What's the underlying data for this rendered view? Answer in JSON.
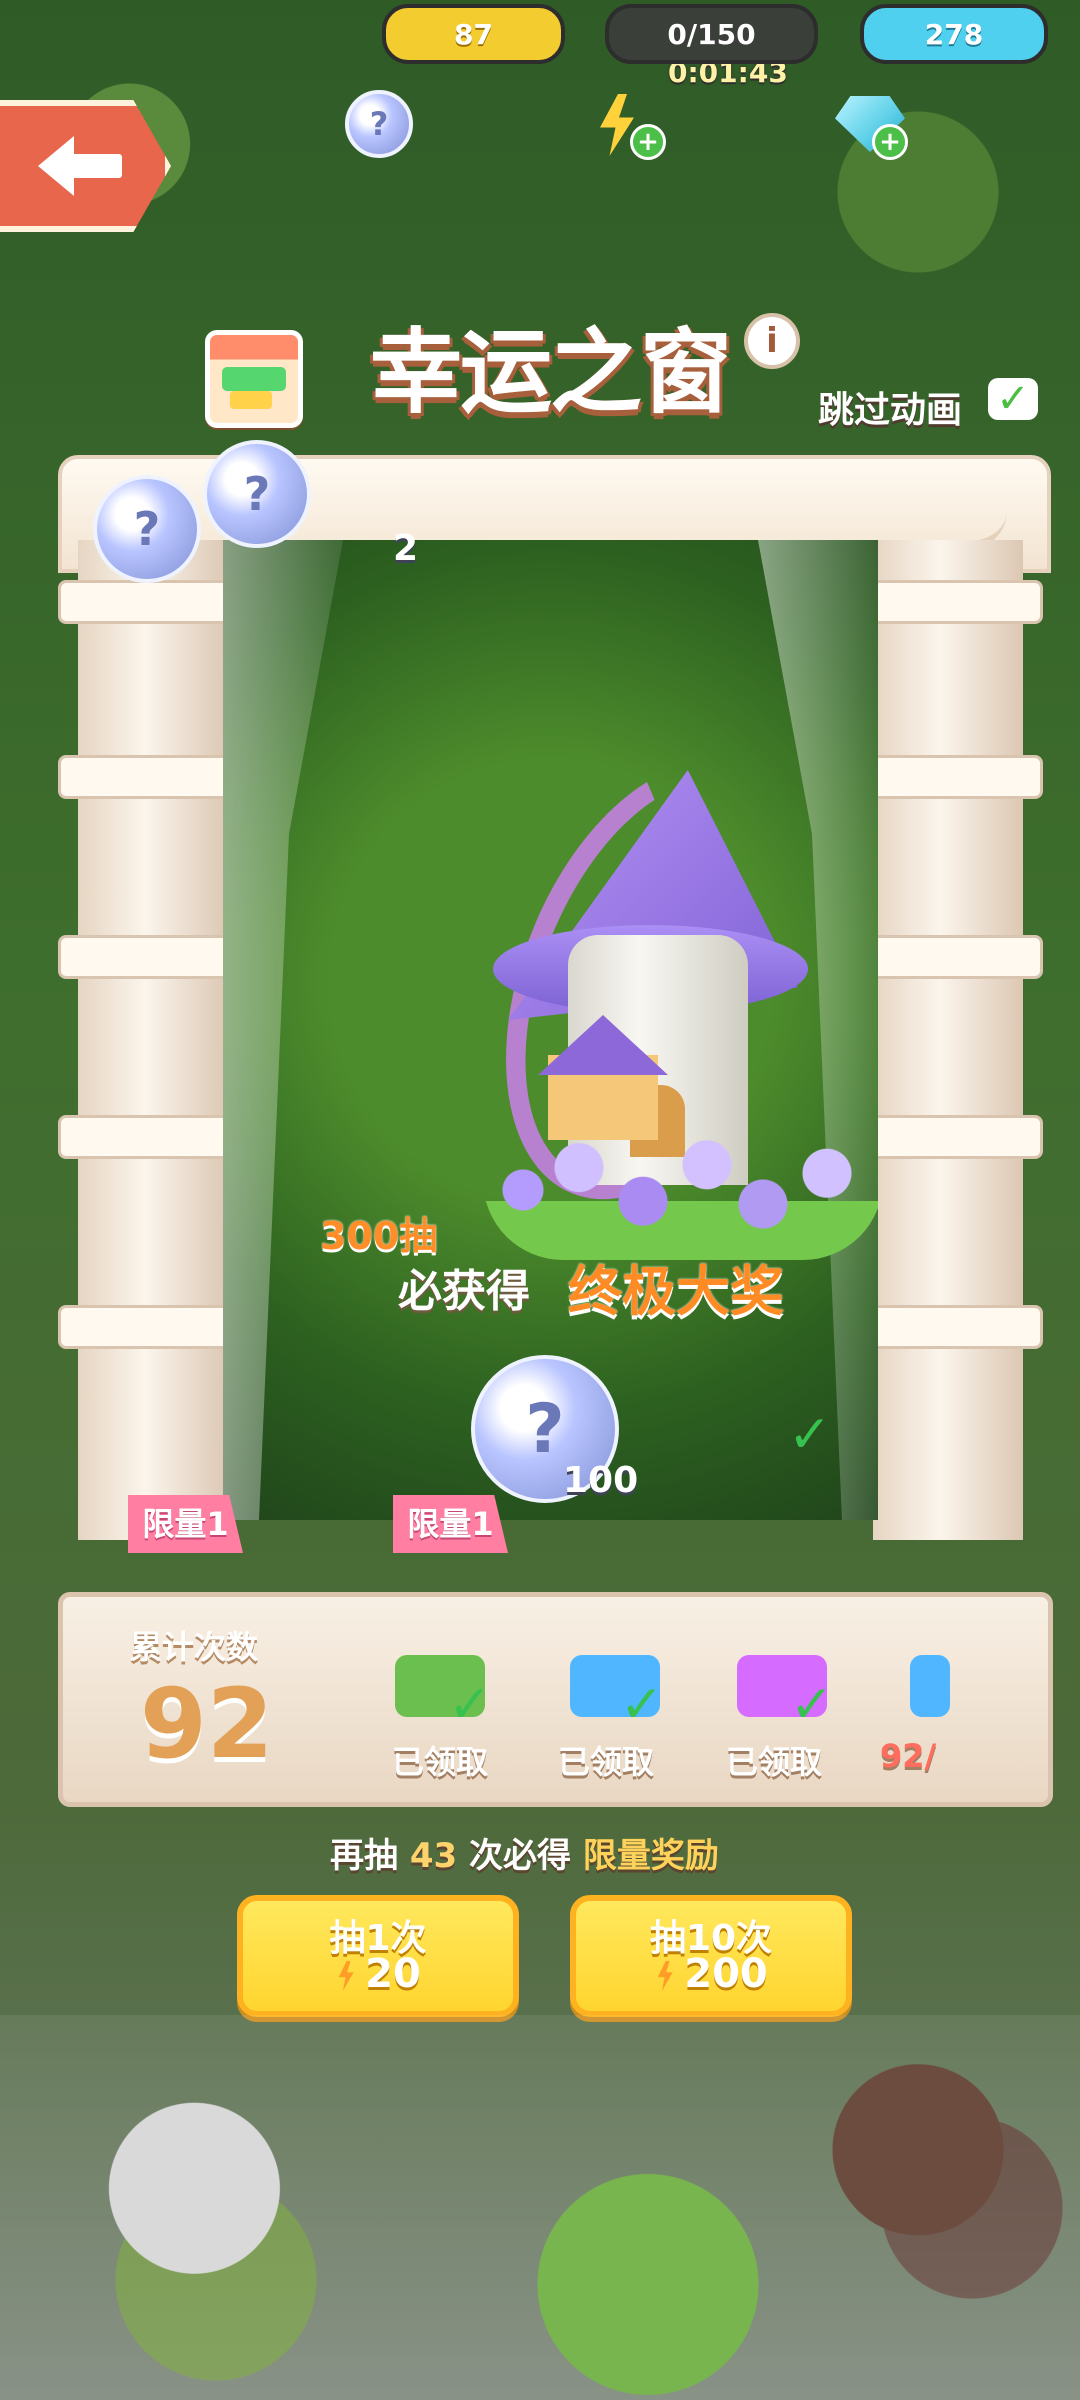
{
  "header": {
    "timer": "0:01:43",
    "coins": "87",
    "energy": "0/150",
    "gems": "278"
  },
  "event": {
    "title": "幸运之窗",
    "skip_animation": "跳过动画"
  },
  "stage": {
    "top_count_2": "2",
    "coin_count_100": "100",
    "limit_label_1": "限量1",
    "limit_label_2": "限量1"
  },
  "promo": {
    "draws": "300抽",
    "guarantee_text": "必获得",
    "grand_prize": "终极大奖"
  },
  "counter": {
    "label": "累计次数",
    "value": "92",
    "rewards": [
      {
        "status": "已领取"
      },
      {
        "status": "已领取"
      },
      {
        "status": "已领取"
      },
      {
        "status": "92/"
      }
    ]
  },
  "pity": {
    "prefix": "再抽",
    "count": "43",
    "middle": "次必得",
    "reward": "限量奖励"
  },
  "actions": {
    "single_draw_label": "抽1次",
    "single_draw_cost": "20",
    "ten_draw_label": "抽10次",
    "ten_draw_cost": "200"
  },
  "icons": {
    "back": "back-arrow-icon",
    "coin": "coin-icon",
    "energy": "energy-icon",
    "gem": "gem-icon",
    "shop": "shop-icon",
    "info": "info-icon",
    "check": "check-icon"
  },
  "colors": {
    "orange": "#e8664c",
    "yellow": "#f3cd2f",
    "blue": "#50d0ef",
    "green": "#37c14f",
    "pink": "#ff7ea1",
    "purple": "#8c68d8"
  }
}
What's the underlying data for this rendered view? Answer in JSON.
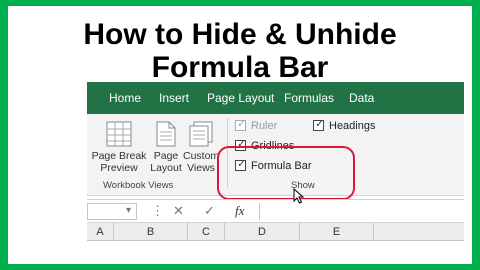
{
  "title": {
    "line1": "How to Hide & Unhide",
    "line2": "Formula Bar"
  },
  "ribbon_tabs": [
    "Home",
    "Insert",
    "Page Layout",
    "Formulas",
    "Data"
  ],
  "workbook_views": {
    "buttons": [
      {
        "line1": "Page Break",
        "line2": "Preview",
        "icon": "page-break-preview-icon"
      },
      {
        "line1": "Page",
        "line2": "Layout",
        "icon": "page-layout-icon"
      },
      {
        "line1": "Custom",
        "line2": "Views",
        "icon": "custom-views-icon"
      }
    ],
    "group_label": "Workbook Views"
  },
  "show": {
    "ruler": {
      "label": "Ruler",
      "checked": true,
      "disabled": true
    },
    "headings": {
      "label": "Headings",
      "checked": true
    },
    "gridlines": {
      "label": "Gridlines",
      "checked": true
    },
    "formula_bar": {
      "label": "Formula Bar",
      "checked": true
    },
    "group_label": "Show",
    "check_glyph": "✓"
  },
  "formula_bar": {
    "dropdown_glyph": "▾",
    "more_glyph": "⋮",
    "cancel_glyph": "✕",
    "enter_glyph": "✓",
    "fx_label": "fx"
  },
  "columns": [
    "A",
    "B",
    "C",
    "D",
    "E"
  ],
  "colors": {
    "border_green": "#00b04f",
    "ribbon_green": "#217346",
    "highlight_red": "#e0153f"
  }
}
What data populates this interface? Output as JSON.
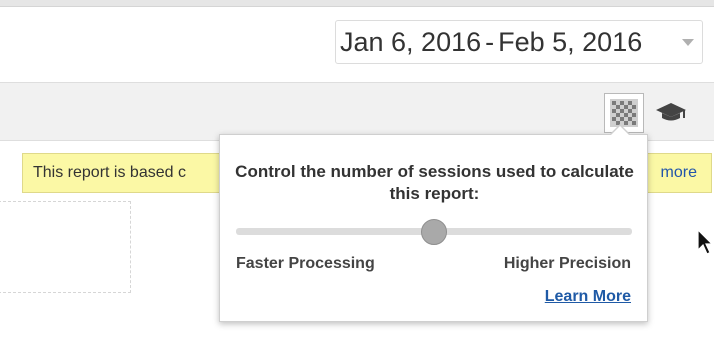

----------

[What the task requires]: Retype all the records shown above, character for character. Omit every picture.

[Reply]:
What's the underlying data for this rendered view? Answer in JSON.
{
  "header": {
    "timer": "0:01:43",
    "coins": "87",
    "energy": "0/150",
    "gems": "278"
  },
  "event": {
    "title": "幸运之窗",
    "skip_animation": "跳过动画"
  },
  "stage": {
    "top_count_2": "2",
    "coin_count_100": "100",
    "limit_label_1": "限量1",
    "limit_label_2": "限量1"
  },
  "promo": {
    "draws": "300抽",
    "guarantee_text": "必获得",
    "grand_prize": "终极大奖"
  },
  "counter": {
    "label": "累计次数",
    "value": "92",
    "rewards": [
      {
        "status": "已领取"
      },
      {
        "status": "已领取"
      },
      {
        "status": "已领取"
      },
      {
        "status": "92/"
      }
    ]
  },
  "pity": {
    "prefix": "再抽",
    "count": "43",
    "middle": "次必得",
    "reward": "限量奖励"
  },
  "actions": {
    "single_draw_label": "抽1次",
    "single_draw_cost": "20",
    "ten_draw_label": "抽10次",
    "ten_draw_cost": "200"
  },
  "icons": {
    "back": "back-arrow-icon",
    "coin": "coin-icon",
    "energy": "energy-icon",
    "gem": "gem-icon",
    "shop": "shop-icon",
    "info": "info-icon",
    "check": "check-icon"
  },
  "colors": {
    "orange": "#e8664c",
    "yellow": "#f3cd2f",
    "blue": "#50d0ef",
    "green": "#37c14f",
    "pink": "#ff7ea1",
    "purple": "#8c68d8"
  }
}
What's the underlying data for this rendered view? Answer in JSON.
{
  "title": {
    "line1": "How to Hide & Unhide",
    "line2": "Formula Bar"
  },
  "ribbon_tabs": [
    "Home",
    "Insert",
    "Page Layout",
    "Formulas",
    "Data"
  ],
  "workbook_views": {
    "buttons": [
      {
        "line1": "Page Break",
        "line2": "Preview",
        "icon": "page-break-preview-icon"
      },
      {
        "line1": "Page",
        "line2": "Layout",
        "icon": "page-layout-icon"
      },
      {
        "line1": "Custom",
        "line2": "Views",
        "icon": "custom-views-icon"
      }
    ],
    "group_label": "Workbook Views"
  },
  "show": {
    "ruler": {
      "label": "Ruler",
      "checked": true,
      "disabled": true
    },
    "headings": {
      "label": "Headings",
      "checked": true
    },
    "gridlines": {
      "label": "Gridlines",
      "checked": true
    },
    "formula_bar": {
      "label": "Formula Bar",
      "checked": true
    },
    "group_label": "Show",
    "check_glyph": "✓"
  },
  "formula_bar": {
    "dropdown_glyph": "▾",
    "more_glyph": "⋮",
    "cancel_glyph": "✕",
    "enter_glyph": "✓",
    "fx_label": "fx"
  },
  "columns": [
    "A",
    "B",
    "C",
    "D",
    "E"
  ],
  "colors": {
    "border_green": "#00b04f",
    "ribbon_green": "#217346",
    "highlight_red": "#e0153f"
  }
}
What data populates this interface? Output as JSON.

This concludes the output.